» **Problem details**
Write out all of the records precisely. Skip anything that is a picture.

» **Records for the task**
___
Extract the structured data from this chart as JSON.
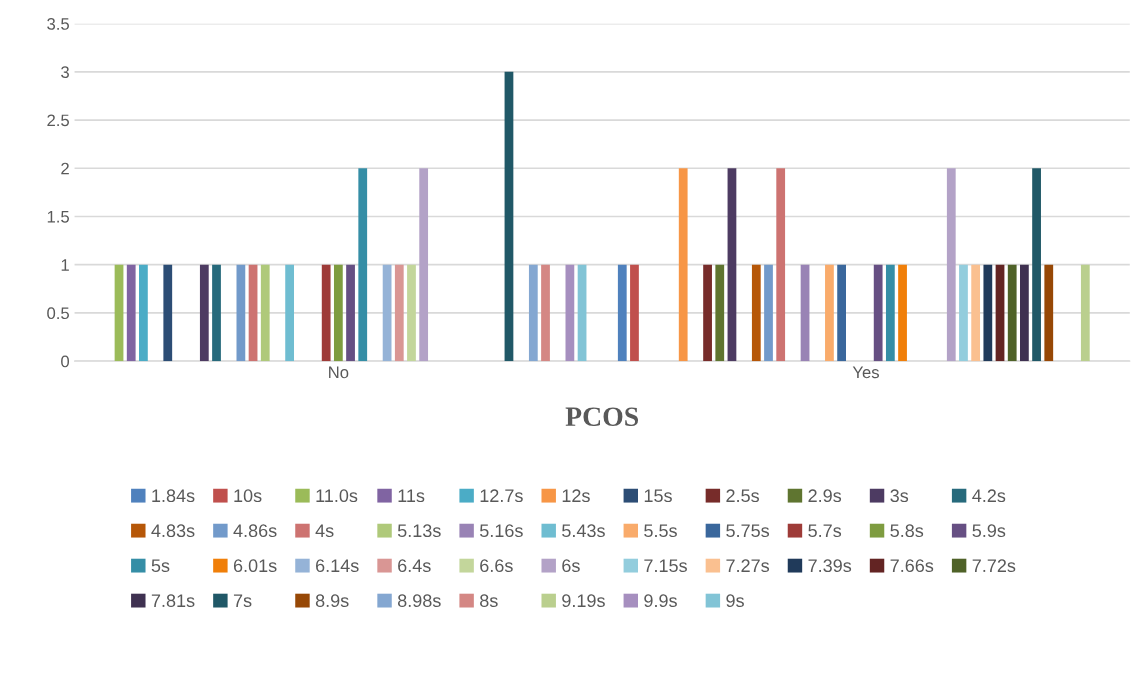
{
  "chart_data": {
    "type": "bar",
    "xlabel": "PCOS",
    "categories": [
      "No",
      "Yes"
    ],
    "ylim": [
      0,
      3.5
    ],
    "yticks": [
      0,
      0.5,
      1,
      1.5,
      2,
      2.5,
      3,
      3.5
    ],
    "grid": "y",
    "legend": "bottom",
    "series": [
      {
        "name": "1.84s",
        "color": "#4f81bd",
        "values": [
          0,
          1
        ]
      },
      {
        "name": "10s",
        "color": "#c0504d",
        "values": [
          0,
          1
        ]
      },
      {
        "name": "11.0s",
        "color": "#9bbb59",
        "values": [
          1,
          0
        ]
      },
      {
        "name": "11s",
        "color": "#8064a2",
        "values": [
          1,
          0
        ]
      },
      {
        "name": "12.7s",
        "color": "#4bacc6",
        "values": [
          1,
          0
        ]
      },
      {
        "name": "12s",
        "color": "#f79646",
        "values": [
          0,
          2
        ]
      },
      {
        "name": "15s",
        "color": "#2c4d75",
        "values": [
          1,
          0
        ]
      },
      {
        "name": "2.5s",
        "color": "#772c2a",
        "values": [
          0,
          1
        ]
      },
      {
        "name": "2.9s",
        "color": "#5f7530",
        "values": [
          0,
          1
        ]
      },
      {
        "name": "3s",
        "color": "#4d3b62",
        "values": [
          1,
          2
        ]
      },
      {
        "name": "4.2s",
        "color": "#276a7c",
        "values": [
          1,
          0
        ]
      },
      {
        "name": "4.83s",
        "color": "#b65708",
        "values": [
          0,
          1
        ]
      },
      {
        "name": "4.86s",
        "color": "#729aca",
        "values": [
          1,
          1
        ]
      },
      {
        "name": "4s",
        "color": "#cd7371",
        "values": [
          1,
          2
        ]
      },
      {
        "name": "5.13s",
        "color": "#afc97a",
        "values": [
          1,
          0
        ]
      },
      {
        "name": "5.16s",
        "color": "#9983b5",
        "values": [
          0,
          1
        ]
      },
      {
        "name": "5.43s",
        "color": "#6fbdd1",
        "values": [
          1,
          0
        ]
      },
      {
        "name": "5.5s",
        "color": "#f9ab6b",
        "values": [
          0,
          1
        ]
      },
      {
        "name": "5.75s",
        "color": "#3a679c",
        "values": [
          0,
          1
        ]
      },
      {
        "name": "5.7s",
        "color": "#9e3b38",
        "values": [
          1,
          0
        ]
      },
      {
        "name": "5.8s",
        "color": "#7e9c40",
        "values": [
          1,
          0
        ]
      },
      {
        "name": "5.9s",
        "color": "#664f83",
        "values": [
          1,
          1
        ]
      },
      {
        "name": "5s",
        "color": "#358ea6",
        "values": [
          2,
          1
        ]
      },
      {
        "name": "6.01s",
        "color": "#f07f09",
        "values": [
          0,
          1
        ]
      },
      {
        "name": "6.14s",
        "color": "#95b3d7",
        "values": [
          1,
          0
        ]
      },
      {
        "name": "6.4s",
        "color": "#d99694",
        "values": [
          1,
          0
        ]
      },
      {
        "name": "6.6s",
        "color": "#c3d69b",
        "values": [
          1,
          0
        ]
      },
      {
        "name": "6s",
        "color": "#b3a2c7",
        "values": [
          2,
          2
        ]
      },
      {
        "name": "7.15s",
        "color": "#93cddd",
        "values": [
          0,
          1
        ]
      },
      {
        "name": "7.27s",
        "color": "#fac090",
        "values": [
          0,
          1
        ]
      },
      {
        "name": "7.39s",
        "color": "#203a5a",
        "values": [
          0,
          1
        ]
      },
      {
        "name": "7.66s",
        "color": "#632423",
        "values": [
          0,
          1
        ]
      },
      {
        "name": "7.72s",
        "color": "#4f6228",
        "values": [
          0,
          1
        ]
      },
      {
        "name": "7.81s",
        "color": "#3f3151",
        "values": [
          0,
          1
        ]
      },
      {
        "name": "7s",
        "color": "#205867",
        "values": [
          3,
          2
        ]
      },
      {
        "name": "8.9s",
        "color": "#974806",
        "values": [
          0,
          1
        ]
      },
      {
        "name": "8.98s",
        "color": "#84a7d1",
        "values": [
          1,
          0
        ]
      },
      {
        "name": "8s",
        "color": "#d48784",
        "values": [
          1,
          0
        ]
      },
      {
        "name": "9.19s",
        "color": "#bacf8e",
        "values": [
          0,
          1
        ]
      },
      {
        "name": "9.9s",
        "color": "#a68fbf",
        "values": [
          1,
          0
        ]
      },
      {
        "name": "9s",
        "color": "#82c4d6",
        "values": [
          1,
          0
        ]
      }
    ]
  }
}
___
» **Result for this exercise**
Extract the structured data from this chart as JSON.
{
  "chart_data": {
    "type": "bar",
    "xlabel": "PCOS",
    "categories": [
      "No",
      "Yes"
    ],
    "ylim": [
      0,
      3.5
    ],
    "yticks": [
      0,
      0.5,
      1,
      1.5,
      2,
      2.5,
      3,
      3.5
    ],
    "grid": "y",
    "legend": "bottom",
    "series": [
      {
        "name": "1.84s",
        "color": "#4f81bd",
        "values": [
          0,
          1
        ]
      },
      {
        "name": "10s",
        "color": "#c0504d",
        "values": [
          0,
          1
        ]
      },
      {
        "name": "11.0s",
        "color": "#9bbb59",
        "values": [
          1,
          0
        ]
      },
      {
        "name": "11s",
        "color": "#8064a2",
        "values": [
          1,
          0
        ]
      },
      {
        "name": "12.7s",
        "color": "#4bacc6",
        "values": [
          1,
          0
        ]
      },
      {
        "name": "12s",
        "color": "#f79646",
        "values": [
          0,
          2
        ]
      },
      {
        "name": "15s",
        "color": "#2c4d75",
        "values": [
          1,
          0
        ]
      },
      {
        "name": "2.5s",
        "color": "#772c2a",
        "values": [
          0,
          1
        ]
      },
      {
        "name": "2.9s",
        "color": "#5f7530",
        "values": [
          0,
          1
        ]
      },
      {
        "name": "3s",
        "color": "#4d3b62",
        "values": [
          1,
          2
        ]
      },
      {
        "name": "4.2s",
        "color": "#276a7c",
        "values": [
          1,
          0
        ]
      },
      {
        "name": "4.83s",
        "color": "#b65708",
        "values": [
          0,
          1
        ]
      },
      {
        "name": "4.86s",
        "color": "#729aca",
        "values": [
          1,
          1
        ]
      },
      {
        "name": "4s",
        "color": "#cd7371",
        "values": [
          1,
          2
        ]
      },
      {
        "name": "5.13s",
        "color": "#afc97a",
        "values": [
          1,
          0
        ]
      },
      {
        "name": "5.16s",
        "color": "#9983b5",
        "values": [
          0,
          1
        ]
      },
      {
        "name": "5.43s",
        "color": "#6fbdd1",
        "values": [
          1,
          0
        ]
      },
      {
        "name": "5.5s",
        "color": "#f9ab6b",
        "values": [
          0,
          1
        ]
      },
      {
        "name": "5.75s",
        "color": "#3a679c",
        "values": [
          0,
          1
        ]
      },
      {
        "name": "5.7s",
        "color": "#9e3b38",
        "values": [
          1,
          0
        ]
      },
      {
        "name": "5.8s",
        "color": "#7e9c40",
        "values": [
          1,
          0
        ]
      },
      {
        "name": "5.9s",
        "color": "#664f83",
        "values": [
          1,
          1
        ]
      },
      {
        "name": "5s",
        "color": "#358ea6",
        "values": [
          2,
          1
        ]
      },
      {
        "name": "6.01s",
        "color": "#f07f09",
        "values": [
          0,
          1
        ]
      },
      {
        "name": "6.14s",
        "color": "#95b3d7",
        "values": [
          1,
          0
        ]
      },
      {
        "name": "6.4s",
        "color": "#d99694",
        "values": [
          1,
          0
        ]
      },
      {
        "name": "6.6s",
        "color": "#c3d69b",
        "values": [
          1,
          0
        ]
      },
      {
        "name": "6s",
        "color": "#b3a2c7",
        "values": [
          2,
          2
        ]
      },
      {
        "name": "7.15s",
        "color": "#93cddd",
        "values": [
          0,
          1
        ]
      },
      {
        "name": "7.27s",
        "color": "#fac090",
        "values": [
          0,
          1
        ]
      },
      {
        "name": "7.39s",
        "color": "#203a5a",
        "values": [
          0,
          1
        ]
      },
      {
        "name": "7.66s",
        "color": "#632423",
        "values": [
          0,
          1
        ]
      },
      {
        "name": "7.72s",
        "color": "#4f6228",
        "values": [
          0,
          1
        ]
      },
      {
        "name": "7.81s",
        "color": "#3f3151",
        "values": [
          0,
          1
        ]
      },
      {
        "name": "7s",
        "color": "#205867",
        "values": [
          3,
          2
        ]
      },
      {
        "name": "8.9s",
        "color": "#974806",
        "values": [
          0,
          1
        ]
      },
      {
        "name": "8.98s",
        "color": "#84a7d1",
        "values": [
          1,
          0
        ]
      },
      {
        "name": "8s",
        "color": "#d48784",
        "values": [
          1,
          0
        ]
      },
      {
        "name": "9.19s",
        "color": "#bacf8e",
        "values": [
          0,
          1
        ]
      },
      {
        "name": "9.9s",
        "color": "#a68fbf",
        "values": [
          1,
          0
        ]
      },
      {
        "name": "9s",
        "color": "#82c4d6",
        "values": [
          1,
          0
        ]
      }
    ]
  }
}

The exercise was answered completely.